Data for the task ->
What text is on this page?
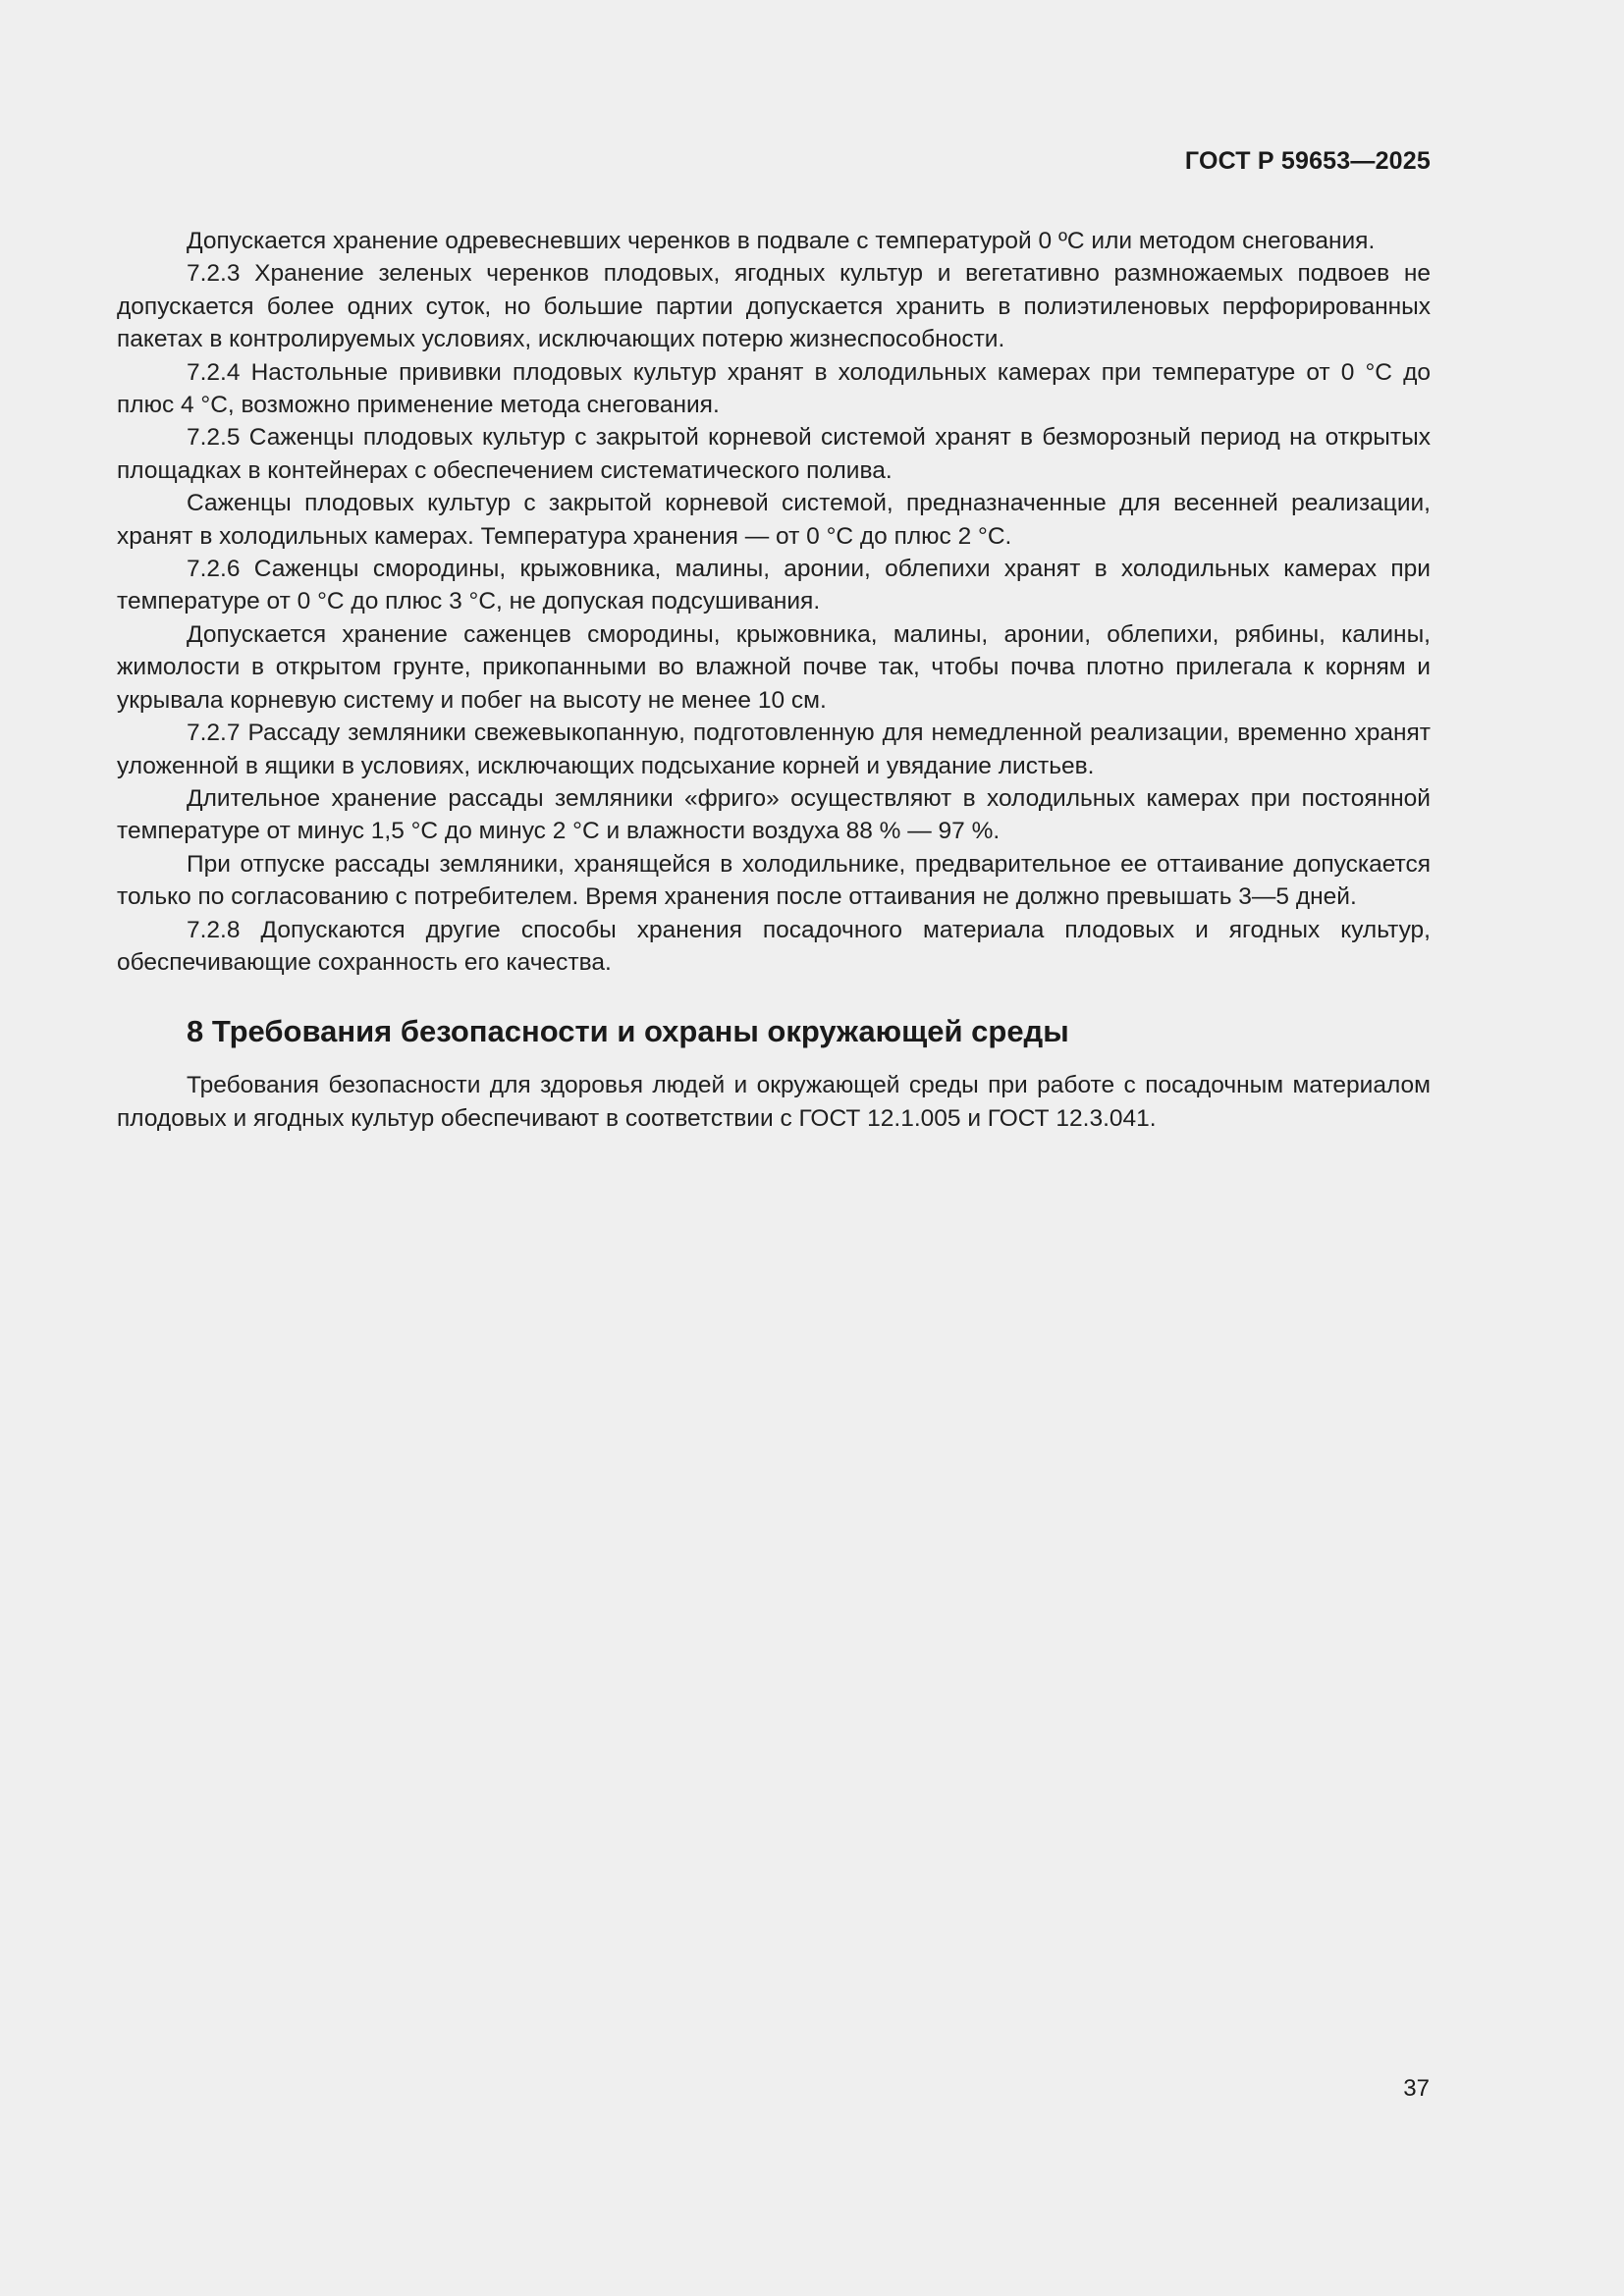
ГОСТ Р 59653—2025

Допускается хранение одревесневших черенков в подвале с температурой 0 ºС или методом снегования.

7.2.3 Хранение зеленых черенков плодовых, ягодных культур и вегетативно размножаемых подвоев не допускается более одних суток, но большие партии допускается хранить в полиэтиленовых перфорированных пакетах в контролируемых условиях, исключающих потерю жизнеспособности.

7.2.4 Настольные прививки плодовых культур хранят в холодильных камерах при температуре от 0 °С до плюс 4 °С, возможно применение метода снегования.

7.2.5 Саженцы плодовых культур с закрытой корневой системой хранят в безморозный период на открытых площадках в контейнерах с обеспечением систематического полива.

Саженцы плодовых культур с закрытой корневой системой, предназначенные для весенней реализации, хранят в холодильных камерах. Температура хранения — от 0 °С до плюс 2 °С.

7.2.6 Саженцы смородины, крыжовника, малины, аронии, облепихи хранят в холодильных камерах при температуре от 0 °С до плюс 3 °С, не допуская подсушивания.

Допускается хранение саженцев смородины, крыжовника, малины, аронии, облепихи, рябины, калины, жимолости в открытом грунте, прикопанными во влажной почве так, чтобы почва плотно прилегала к корням и укрывала корневую систему и побег на высоту не менее 10 см.

7.2.7 Рассаду земляники свежевыкопанную, подготовленную для немедленной реализации, временно хранят уложенной в ящики в условиях, исключающих подсыхание корней и увядание листьев.

Длительное хранение рассады земляники «фриго» осуществляют в холодильных камерах при постоянной температуре от минус 1,5 °С до минус 2 °С и влажности воздуха 88 % — 97 %.

При отпуске рассады земляники, хранящейся в холодильнике, предварительное ее оттаивание допускается только по согласованию с потребителем. Время хранения после оттаивания не должно превышать 3—5 дней.

7.2.8 Допускаются другие способы хранения посадочного материала плодовых и ягодных культур, обеспечивающие сохранность его качества.

8 Требования безопасности и охраны окружающей среды

Требования безопасности для здоровья людей и окружающей среды при работе с посадочным материалом плодовых и ягодных культур обеспечивают в соответствии с ГОСТ 12.1.005 и ГОСТ 12.3.041.

37
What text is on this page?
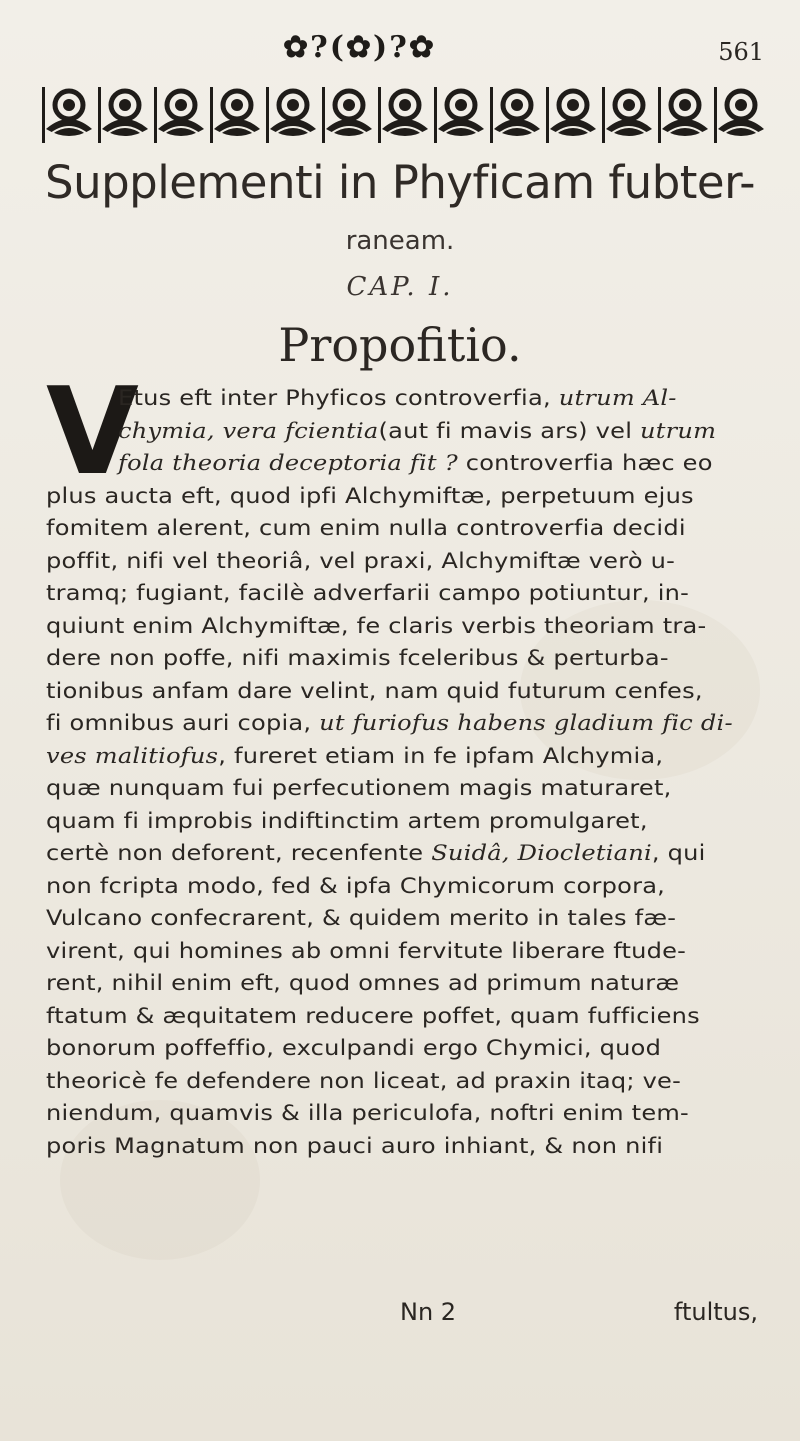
✿?(✿)?✿	561
Supplementi in Phyficam fubter-
raneam.
CAP. I.
Propofitio.
V
Etus eft inter Phyficos controverfia, utrum Al-
chymia, vera fcientia(aut fi mavis ars) vel utrum
fola theoria deceptoria fit ? controverfia hæc eo
plus aucta eft, quod ipfi Alchymiftæ, perpetuum ejus
fomitem alerent, cum enim nulla controverfia decidi
poffit, nifi vel theoriâ, vel praxi, Alchymiftæ verò u-
tramq; fugiant, facilè adverfarii campo potiuntur, in-
quiunt enim Alchymiftæ, fe claris verbis theoriam tra-
dere non poffe, nifi maximis fceleribus & perturba-
tionibus anfam dare velint, nam quid futurum cenfes,
fi omnibus auri copia, ut furiofus habens gladium fic di-
ves malitiofus, fureret etiam in fe ipfam Alchymia,
quæ nunquam fui perfecutionem magis maturaret,
quam fi improbis indiftinctim artem promulgaret,
certè non deforent, recenfente Suidâ, Diocletiani, qui
non fcripta modo, fed & ipfa Chymicorum corpora,
Vulcano confecrarent, & quidem merito in tales fæ-
virent, qui homines ab omni fervitute liberare ftude-
rent, nihil enim eft, quod omnes ad primum naturæ
ftatum & æquitatem reducere poffet, quam fufficiens
bonorum poffeffio, exculpandi ergo Chymici, quod
theoricè fe defendere non liceat, ad praxin itaq; ve-
niendum, quamvis & illa periculofa, noftri enim tem-
poris Magnatum non pauci auro inhiant, & non nifi
Nn 2	ftultus,
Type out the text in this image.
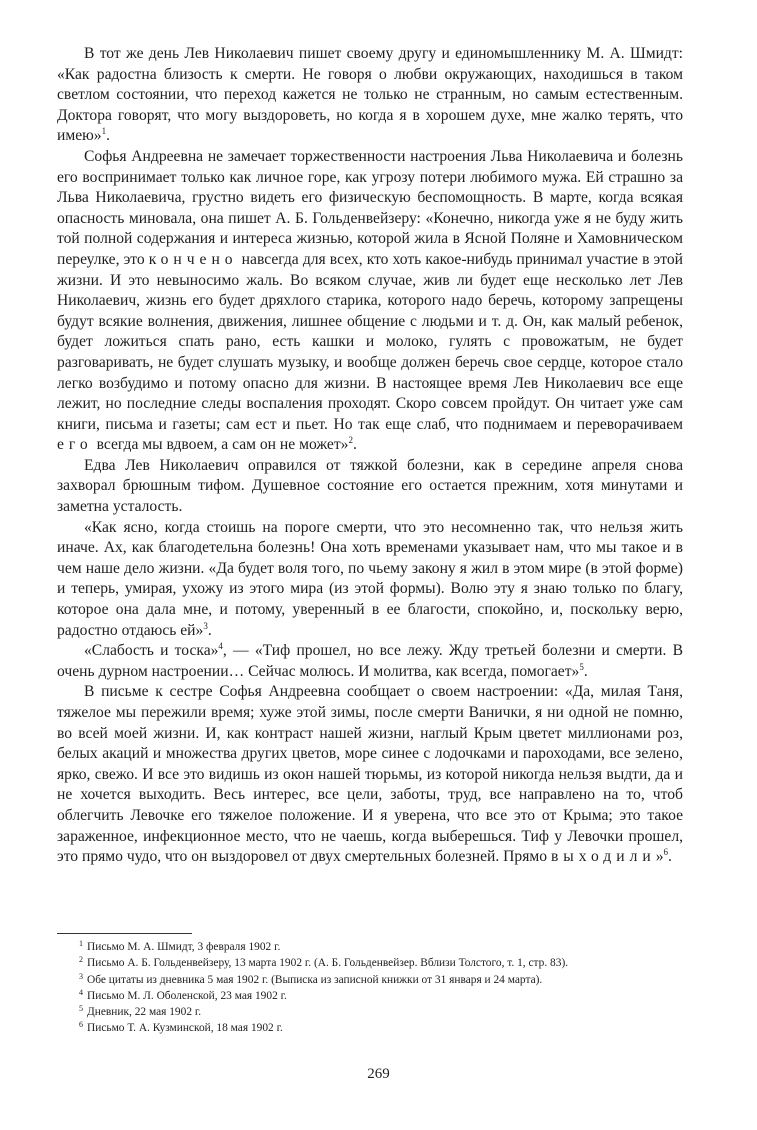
В тот же день Лев Николаевич пишет своему другу и единомышленнику М. А. Шмидт: «Как радостна близость к смерти. Не говоря о любви окружающих, находишься в таком светлом состоянии, что переход кажется не только не странным, но самым естественным. Доктора говорят, что могу выздороветь, но когда я в хорошем духе, мне жалко терять, что имею»$^1$.

Софья Андреевна не замечает торжественности настроения Льва Николаевича и болезнь его воспринимает только как личное горе, как угрозу потери любимого мужа. Ей страшно за Льва Николаевича, грустно видеть его физическую беспомощность. В марте, когда всякая опасность миновала, она пишет А. Б. Гольденвейзеру: «Конечно, никогда уже я не буду жить той полной содержания и интереса жизнью, которой жила в Ясной Поляне и Хамовническом переулке, это кончено навсегда для всех, кто хоть какое-нибудь принимал участие в этой жизни. И это невыносимо жаль. Во всяком случае, жив ли будет еще несколько лет Лев Николаевич, жизнь его будет дряхлого старика, которого надо беречь, которому запрещены будут всякие волнения, движения, лишнее общение с людьми и т. д. Он, как малый ребенок, будет ложиться спать рано, есть кашки и молоко, гулять с провожатым, не будет разговаривать, не будет слушать музыку, и вообще должен беречь свое сердце, которое стало легко возбудимо и потому опасно для жизни. В настоящее время Лев Николаевич все еще лежит, но последние следы воспаления проходят. Скоро совсем пройдут. Он читает уже сам книги, письма и газеты; сам ест и пьет. Но так еще слаб, что поднимаем и переворачиваем его всегда мы вдвоем, а сам он не может»$^2$.

Едва Лев Николаевич оправился от тяжкой болезни, как в середине апреля снова захворал брюшным тифом. Душевное состояние его остается прежним, хотя минутами и заметна усталость.

«Как ясно, когда стоишь на пороге смерти, что это несомненно так, что нельзя жить иначе. Ах, как благодетельна болезнь! Она хоть временами указывает нам, что мы такое и в чем наше дело жизни. «Да будет воля того, по чьему закону я жил в этом мире (в этой форме) и теперь, умирая, ухожу из этого мира (из этой формы). Волю эту я знаю только по благу, которое она дала мне, и потому, уверенный в ее благости, спокойно, и, поскольку верю, радостно отдаюсь ей»$^3$.

«Слабость и тоска»$^4$, — «Тиф прошел, но все лежу. Жду третьей болезни и смерти. В очень дурном настроении… Сейчас молюсь. И молитва, как всегда, помогает»$^5$.

В письме к сестре Софья Андреевна сообщает о своем настроении: «Да, милая Таня, тяжелое мы пережили время; хуже этой зимы, после смерти Ванички, я ни одной не помню, во всей моей жизни. И, как контраст нашей жизни, наглый Крым цветет миллионами роз, белых акаций и множества других цветов, море синее с лодочками и пароходами, все зелено, ярко, свежо. И все это видишь из окон нашей тюрьмы, из которой никогда нельзя выдти, да и не хочется выходить. Весь интерес, все цели, заботы, труд, все направлено на то, чтоб облегчить Левочке его тяжелое положение. И я уверена, что все это от Крыма; это такое зараженное, инфекционное место, что не чаешь, когда выберешься. Тиф у Левочки прошел, это прямо чудо, что он выздоровел от двух смертельных болезней. Прямо выходили»$^6$.

$^1$ Письмо М. А. Шмидт, 3 февраля 1902 г.

$^2$ Письмо А. Б. Гольденвейзеру, 13 марта 1902 г. (А. Б. Гольденвейзер. Вблизи Толстого, т. 1, стр. 83).

$^3$ Обе цитаты из дневника 5 мая 1902 г. (Выписка из записной книжки от 31 января и 24 марта).

$^4$ Письмо М. Л. Оболенской, 23 мая 1902 г.

$^5$ Дневник, 22 мая 1902 г.

$^6$ Письмо Т. А. Кузминской, 18 мая 1902 г.

269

What you have to do -> Only lines with the word "системой" should be collected from the material.

Result for this exercise ->
7.2.5 Саженцы плодовых культур с закрытой корневой системой хранят в безморозный период на открытых площадках в контейнерах с обеспечением систематического полива.
Саженцы плодовых культур с закрытой корневой системой, предназначенные для весенней реализации, хранят в холодильных камерах. Температура хранения — от 0 °С до плюс 2 °С.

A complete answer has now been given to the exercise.